*Do this:* Without omitting anything, retype the data that follows.

[Start of Data in this exercise]

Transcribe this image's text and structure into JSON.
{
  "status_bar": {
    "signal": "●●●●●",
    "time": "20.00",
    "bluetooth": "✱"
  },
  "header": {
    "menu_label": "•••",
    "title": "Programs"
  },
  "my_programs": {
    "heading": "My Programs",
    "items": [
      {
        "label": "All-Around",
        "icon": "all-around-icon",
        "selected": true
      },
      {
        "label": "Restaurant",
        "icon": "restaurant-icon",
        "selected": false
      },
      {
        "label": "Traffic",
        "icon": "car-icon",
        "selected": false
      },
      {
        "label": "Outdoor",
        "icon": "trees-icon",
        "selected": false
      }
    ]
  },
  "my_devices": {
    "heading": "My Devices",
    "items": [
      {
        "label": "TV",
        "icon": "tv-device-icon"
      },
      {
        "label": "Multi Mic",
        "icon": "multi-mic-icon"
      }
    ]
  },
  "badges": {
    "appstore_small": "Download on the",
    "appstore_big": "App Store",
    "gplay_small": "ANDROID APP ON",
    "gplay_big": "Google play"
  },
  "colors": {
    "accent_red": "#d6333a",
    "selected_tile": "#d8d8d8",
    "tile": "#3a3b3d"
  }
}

[End of Data in this exercise]

*Exercise solution:*
Transcribe this image's text and structure into JSON.
{
  "status_bar": {
    "signal": "●●●●●",
    "time": "20.00",
    "bluetooth": "✱"
  },
  "header": {
    "menu_label": "•••",
    "title": "Programs"
  },
  "my_programs": {
    "heading": "My Programs",
    "items": [
      {
        "label": "All-Around",
        "icon": "all-around-icon",
        "selected": true
      },
      {
        "label": "Restaurant",
        "icon": "restaurant-icon",
        "selected": false
      },
      {
        "label": "Traffic",
        "icon": "car-icon",
        "selected": false
      },
      {
        "label": "Outdoor",
        "icon": "trees-icon",
        "selected": false
      }
    ]
  },
  "my_devices": {
    "heading": "My Devices",
    "items": [
      {
        "label": "TV",
        "icon": "tv-device-icon"
      },
      {
        "label": "Multi Mic",
        "icon": "multi-mic-icon"
      }
    ]
  },
  "badges": {
    "appstore_small": "Download on the",
    "appstore_big": "App Store",
    "gplay_small": "ANDROID APP ON",
    "gplay_big": "Google play"
  },
  "colors": {
    "accent_red": "#d6333a",
    "selected_tile": "#d8d8d8",
    "tile": "#3a3b3d"
  }
}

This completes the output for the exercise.